Short task: Transcribe the stretch of material from the start through the line containing "svg-text:2.: 2. xyxy=(852,468,864,485)", both ends included, reproducing each line without changes.

Task input:
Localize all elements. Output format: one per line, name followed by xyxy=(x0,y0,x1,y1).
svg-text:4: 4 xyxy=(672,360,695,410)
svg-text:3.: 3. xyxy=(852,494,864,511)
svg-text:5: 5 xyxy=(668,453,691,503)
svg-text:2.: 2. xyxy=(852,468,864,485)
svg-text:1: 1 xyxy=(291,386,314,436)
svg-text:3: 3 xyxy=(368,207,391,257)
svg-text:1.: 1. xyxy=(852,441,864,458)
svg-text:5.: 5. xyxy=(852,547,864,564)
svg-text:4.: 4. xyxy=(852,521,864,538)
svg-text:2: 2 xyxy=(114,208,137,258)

Finished task:
Localize all elements. Output format: one per line, name followed by xyxy=(x0,y0,x1,y1).
svg-text:4: 4 xyxy=(672,360,695,410)
svg-text:3.: 3. xyxy=(852,494,864,511)
svg-text:5: 5 xyxy=(668,453,691,503)
svg-text:2.: 2. xyxy=(852,468,864,485)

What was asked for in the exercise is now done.